> _WHAT TO DO_
Without the pictures, set down every line of the data exactly.

> _INPUT DATA_
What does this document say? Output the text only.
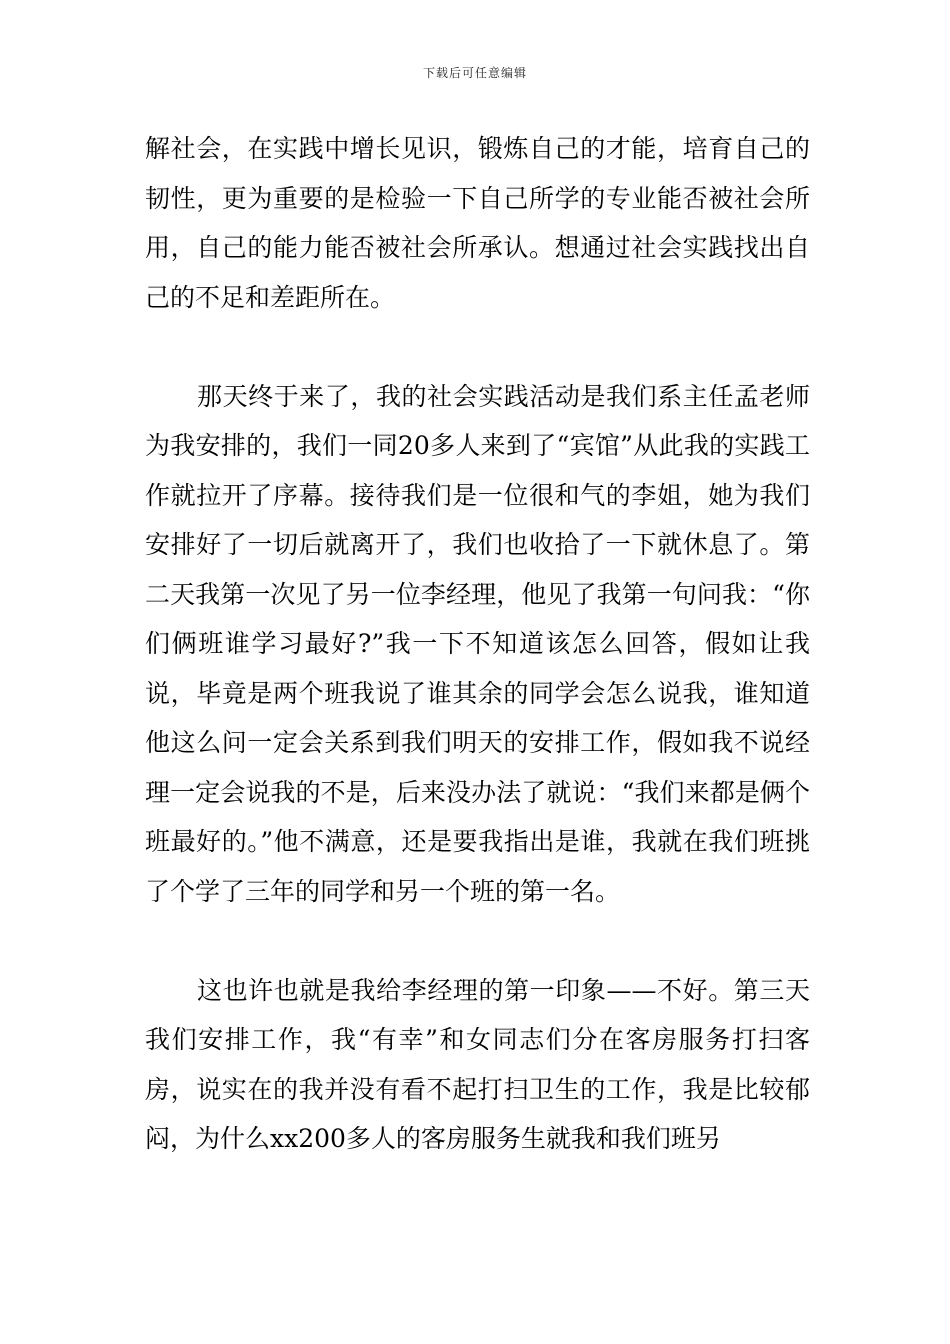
下载后可任意编辑

解社会，在实践中增长见识，锻炼自己的才能，培育自己的韧性，更为重要的是检验一下自己所学的专业能否被社会所用，自己的能力能否被社会所承认。想通过社会实践找出自己的不足和差距所在。

那天终于来了，我的社会实践活动是我们系主任孟老师为我安排的，我们一同20多人来到了“宾馆”从此我的实践工作就拉开了序幕。接待我们是一位很和气的李姐，她为我们安排好了一切后就离开了，我们也收拾了一下就休息了。第二天我第一次见了另一位李经理，他见了我第一句问我：“你们俩班谁学习最好?”我一下不知道该怎么回答，假如让我说，毕竟是两个班我说了谁其余的同学会怎么说我，谁知道他这么问一定会关系到我们明天的安排工作，假如我不说经理一定会说我的不是，后来没办法了就说：“我们来都是俩个班最好的。”他不满意，还是要我指出是谁，我就在我们班挑了个学了三年的同学和另一个班的第一名。

这也许也就是我给李经理的第一印象——不好。第三天我们安排工作，我“有幸”和女同志们分在客房服务打扫客房，说实在的我并没有看不起打扫卫生的工作，我是比较郁闷，为什么xx200多人的客房服务生就我和我们班另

> _TASK RESULT_
What does this document say? Output the text only.
下载后可任意编辑

解社会，在实践中增长见识，锻炼自己的才能，培育自己的韧性，更为重要的是检验一下自己所学的专业能否被社会所用，自己的能力能否被社会所承认。想通过社会实践找出自己的不足和差距所在。

那天终于来了，我的社会实践活动是我们系主任孟老师为我安排的，我们一同20多人来到了“宾馆”从此我的实践工作就拉开了序幕。接待我们是一位很和气的李姐，她为我们安排好了一切后就离开了，我们也收拾了一下就休息了。第二天我第一次见了另一位李经理，他见了我第一句问我：“你们俩班谁学习最好?”我一下不知道该怎么回答，假如让我说，毕竟是两个班我说了谁其余的同学会怎么说我，谁知道他这么问一定会关系到我们明天的安排工作，假如我不说经理一定会说我的不是，后来没办法了就说：“我们来都是俩个班最好的。”他不满意，还是要我指出是谁，我就在我们班挑了个学了三年的同学和另一个班的第一名。

这也许也就是我给李经理的第一印象——不好。第三天我们安排工作，我“有幸”和女同志们分在客房服务打扫客房，说实在的我并没有看不起打扫卫生的工作，我是比较郁闷，为什么xx200多人的客房服务生就我和我们班另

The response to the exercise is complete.